EXERCISE GOAL: Could you rewrite every record with "photo-placeholder-icon" swapped for "image-placeholder-icon" wherever it appears, keeping everything else the same and leaving out the pictures?

____

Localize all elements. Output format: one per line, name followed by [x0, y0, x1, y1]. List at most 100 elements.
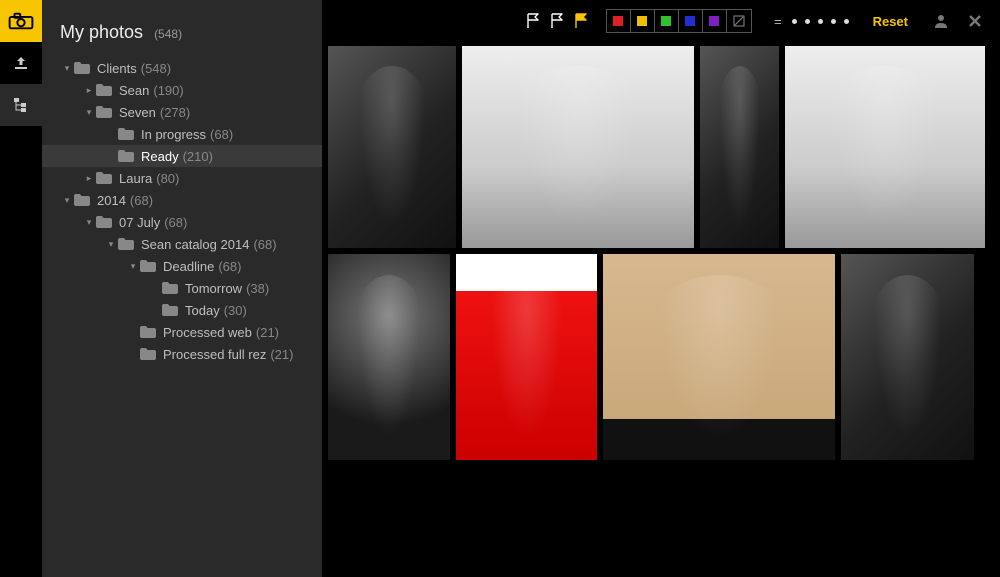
sidebar-title-text: My photos: [60, 22, 143, 42]
folder-row-ready[interactable]: Ready (210): [42, 145, 322, 167]
folder-count: (210): [183, 149, 213, 164]
camera-icon: [8, 12, 34, 30]
photo-5[interactable]: [328, 254, 450, 460]
folder-count: (38): [246, 281, 269, 296]
folder-count: (21): [256, 325, 279, 340]
color-chip-icon: [685, 16, 695, 26]
flag-reject-filter[interactable]: [570, 10, 592, 32]
photo-4[interactable]: [785, 46, 985, 248]
folder-icon: [74, 194, 90, 206]
folder-row-processed-full-rez[interactable]: Processed full rez (21): [42, 343, 322, 365]
main-area: = Reset: [322, 0, 1000, 577]
flag-icon: [574, 13, 588, 29]
grid-row-1: [328, 46, 994, 248]
folder-label: Clients: [97, 61, 137, 76]
folder-icon: [118, 128, 134, 140]
folder-icon: [118, 238, 134, 250]
rating-dot[interactable]: [792, 19, 797, 24]
flag-neutral-filter[interactable]: [546, 10, 568, 32]
color-label-red[interactable]: [607, 10, 631, 32]
photo-placeholder-icon: [825, 66, 945, 248]
sidebar-title: My photos (548): [42, 22, 322, 57]
folders-button[interactable]: [0, 84, 42, 126]
color-label-green[interactable]: [655, 10, 679, 32]
reset-button[interactable]: Reset: [873, 14, 908, 29]
rating-dot[interactable]: [844, 19, 849, 24]
color-label-group: [606, 9, 752, 33]
color-chip-icon: [661, 16, 671, 26]
tree-icon: [13, 97, 29, 113]
folder-icon: [96, 172, 112, 184]
folder-label: Tomorrow: [185, 281, 242, 296]
folder-count: (548): [141, 61, 171, 76]
photo-6[interactable]: [456, 254, 597, 460]
disclosure-arrow-icon: ▸: [82, 85, 96, 96]
folder-icon: [96, 216, 112, 228]
flag-icon: [526, 13, 540, 29]
photo-8[interactable]: [841, 254, 974, 460]
rating-dot[interactable]: [805, 19, 810, 24]
photo-placeholder-icon: [508, 66, 647, 248]
folder-row-07-july[interactable]: ▾07 July (68): [42, 211, 322, 233]
photo-placeholder-icon: [868, 275, 948, 460]
rating-dot[interactable]: [818, 19, 823, 24]
folder-icon: [162, 282, 178, 294]
folder-row-deadline[interactable]: ▾Deadline (68): [42, 255, 322, 277]
folder-count: (68): [210, 127, 233, 142]
color-label-blue[interactable]: [679, 10, 703, 32]
folder-row-sean[interactable]: ▸Sean (190): [42, 79, 322, 101]
folder-row-in-progress[interactable]: In progress (68): [42, 123, 322, 145]
thumbnail-grid: [322, 42, 1000, 577]
folder-row-processed-web[interactable]: Processed web (21): [42, 321, 322, 343]
photo-placeholder-icon: [649, 275, 788, 460]
left-rail: [0, 0, 42, 577]
flag-keep-filter[interactable]: [522, 10, 544, 32]
folder-label: Seven: [119, 105, 156, 120]
folder-row-sean-catalog-2014[interactable]: ▾Sean catalog 2014 (68): [42, 233, 322, 255]
folder-label: Processed web: [163, 325, 252, 340]
photo-placeholder-icon: [354, 66, 431, 248]
close-button[interactable]: [964, 10, 986, 32]
photo-2[interactable]: [462, 46, 694, 248]
folder-icon: [162, 304, 178, 316]
upload-button[interactable]: [0, 42, 42, 84]
folder-icon: [96, 84, 112, 96]
app-logo[interactable]: [0, 0, 42, 42]
photo-placeholder-icon: [352, 275, 425, 460]
photo-3[interactable]: [700, 46, 779, 248]
color-label-yellow[interactable]: [631, 10, 655, 32]
folder-row-laura[interactable]: ▸Laura (80): [42, 167, 322, 189]
folder-label: Processed full rez: [163, 347, 266, 362]
folder-row-seven[interactable]: ▾Seven (278): [42, 101, 322, 123]
disclosure-arrow-icon: ▾: [60, 195, 74, 206]
disclosure-arrow-icon: ▾: [126, 261, 140, 272]
no-color-icon: [733, 15, 745, 27]
folder-count: (21): [270, 347, 293, 362]
disclosure-arrow-icon: ▾: [82, 217, 96, 228]
color-label-none[interactable]: [727, 10, 751, 32]
folder-icon: [140, 260, 156, 272]
photo-7[interactable]: [603, 254, 835, 460]
color-chip-icon: [613, 16, 623, 26]
folder-label: 2014: [97, 193, 126, 208]
disclosure-arrow-icon: ▾: [82, 107, 96, 118]
folder-label: Deadline: [163, 259, 214, 274]
folder-icon: [96, 106, 112, 118]
photo-placeholder-icon: [716, 66, 763, 248]
rating-filter[interactable]: =: [774, 14, 849, 29]
photo-1[interactable]: [328, 46, 456, 248]
folder-row-clients[interactable]: ▾Clients (548): [42, 57, 322, 79]
folder-icon: [140, 348, 156, 360]
folder-count: (30): [224, 303, 247, 318]
color-label-purple[interactable]: [703, 10, 727, 32]
folder-row-2014[interactable]: ▾ 2014 (68): [42, 189, 322, 211]
folder-row-tomorrow[interactable]: Tomorrow (38): [42, 277, 322, 299]
rating-dot[interactable]: [831, 19, 836, 24]
folder-count: (68): [130, 193, 153, 208]
folder-icon: [74, 62, 90, 74]
user-button[interactable]: [930, 10, 952, 32]
flag-filter-group: [522, 10, 592, 32]
folder-row-today[interactable]: Today (30): [42, 299, 322, 321]
topbar: = Reset: [322, 0, 1000, 42]
color-chip-icon: [637, 16, 647, 26]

____

EXERCISE ANSWER:
Localize all elements. Output format: one per line, name followed by [x0, y0, x1, y1]. List at most 100 elements.
sidebar-title-text: My photos: [60, 22, 143, 42]
folder-row-ready[interactable]: Ready (210): [42, 145, 322, 167]
folder-count: (210): [183, 149, 213, 164]
camera-icon: [8, 12, 34, 30]
photo-5[interactable]: [328, 254, 450, 460]
folder-count: (38): [246, 281, 269, 296]
folder-count: (21): [256, 325, 279, 340]
color-chip-icon: [685, 16, 695, 26]
flag-reject-filter[interactable]: [570, 10, 592, 32]
photo-4[interactable]: [785, 46, 985, 248]
folder-icon: [74, 194, 90, 206]
folder-row-processed-full-rez[interactable]: Processed full rez (21): [42, 343, 322, 365]
main-area: = Reset: [322, 0, 1000, 577]
flag-icon: [574, 13, 588, 29]
grid-row-1: [328, 46, 994, 248]
folder-label: Clients: [97, 61, 137, 76]
folder-icon: [118, 128, 134, 140]
folder-icon: [118, 238, 134, 250]
rating-dot[interactable]: [792, 19, 797, 24]
flag-neutral-filter[interactable]: [546, 10, 568, 32]
color-label-red[interactable]: [607, 10, 631, 32]
image-placeholder-icon: [825, 66, 945, 248]
sidebar-title: My photos (548): [42, 22, 322, 57]
folders-button[interactable]: [0, 84, 42, 126]
color-label-green[interactable]: [655, 10, 679, 32]
reset-button[interactable]: Reset: [873, 14, 908, 29]
rating-dot[interactable]: [844, 19, 849, 24]
color-label-group: [606, 9, 752, 33]
color-chip-icon: [661, 16, 671, 26]
tree-icon: [13, 97, 29, 113]
folder-icon: [96, 172, 112, 184]
folder-label: Tomorrow: [185, 281, 242, 296]
folder-count: (548): [141, 61, 171, 76]
photo-6[interactable]: [456, 254, 597, 460]
disclosure-arrow-icon: ▸: [82, 85, 96, 96]
folder-icon: [96, 216, 112, 228]
flag-icon: [526, 13, 540, 29]
photo-8[interactable]: [841, 254, 974, 460]
rating-dot[interactable]: [805, 19, 810, 24]
image-placeholder-icon: [508, 66, 647, 248]
folder-row-07-july[interactable]: ▾07 July (68): [42, 211, 322, 233]
image-placeholder-icon: [868, 275, 948, 460]
rating-dot[interactable]: [818, 19, 823, 24]
folder-icon: [162, 282, 178, 294]
folder-row-deadline[interactable]: ▾Deadline (68): [42, 255, 322, 277]
folder-count: (68): [210, 127, 233, 142]
color-label-blue[interactable]: [679, 10, 703, 32]
folder-row-sean[interactable]: ▸Sean (190): [42, 79, 322, 101]
folder-row-in-progress[interactable]: In progress (68): [42, 123, 322, 145]
thumbnail-grid: [322, 42, 1000, 577]
folder-row-processed-web[interactable]: Processed web (21): [42, 321, 322, 343]
image-placeholder-icon: [649, 275, 788, 460]
left-rail: [0, 0, 42, 577]
flag-keep-filter[interactable]: [522, 10, 544, 32]
folder-label: Seven: [119, 105, 156, 120]
folder-row-sean-catalog-2014[interactable]: ▾Sean catalog 2014 (68): [42, 233, 322, 255]
folder-label: Processed web: [163, 325, 252, 340]
image-placeholder-icon: [354, 66, 431, 248]
close-button[interactable]: [964, 10, 986, 32]
photo-2[interactable]: [462, 46, 694, 248]
folder-icon: [162, 304, 178, 316]
upload-button[interactable]: [0, 42, 42, 84]
folder-icon: [96, 84, 112, 96]
app-logo[interactable]: [0, 0, 42, 42]
image-placeholder-icon: [352, 275, 425, 460]
photo-3[interactable]: [700, 46, 779, 248]
color-label-yellow[interactable]: [631, 10, 655, 32]
folder-row-laura[interactable]: ▸Laura (80): [42, 167, 322, 189]
folder-label: Processed full rez: [163, 347, 266, 362]
folder-row-seven[interactable]: ▾Seven (278): [42, 101, 322, 123]
disclosure-arrow-icon: ▾: [60, 195, 74, 206]
disclosure-arrow-icon: ▾: [126, 261, 140, 272]
no-color-icon: [733, 15, 745, 27]
folder-count: (21): [270, 347, 293, 362]
disclosure-arrow-icon: ▾: [82, 217, 96, 228]
color-label-none[interactable]: [727, 10, 751, 32]
folder-icon: [140, 260, 156, 272]
photo-7[interactable]: [603, 254, 835, 460]
color-chip-icon: [613, 16, 623, 26]
folder-label: 2014: [97, 193, 126, 208]
disclosure-arrow-icon: ▾: [82, 107, 96, 118]
folder-label: Deadline: [163, 259, 214, 274]
folder-icon: [96, 106, 112, 118]
image-placeholder-icon: [716, 66, 763, 248]
rating-filter[interactable]: =: [774, 14, 849, 29]
photo-1[interactable]: [328, 46, 456, 248]
folder-row-clients[interactable]: ▾Clients (548): [42, 57, 322, 79]
folder-icon: [140, 348, 156, 360]
folder-count: (30): [224, 303, 247, 318]
color-label-purple[interactable]: [703, 10, 727, 32]
folder-row-2014[interactable]: ▾ 2014 (68): [42, 189, 322, 211]
folder-row-tomorrow[interactable]: Tomorrow (38): [42, 277, 322, 299]
rating-dot[interactable]: [831, 19, 836, 24]
folder-count: (68): [130, 193, 153, 208]
folder-icon: [74, 62, 90, 74]
user-button[interactable]: [930, 10, 952, 32]
flag-filter-group: [522, 10, 592, 32]
folder-row-today[interactable]: Today (30): [42, 299, 322, 321]
topbar: = Reset: [322, 0, 1000, 42]
color-chip-icon: [637, 16, 647, 26]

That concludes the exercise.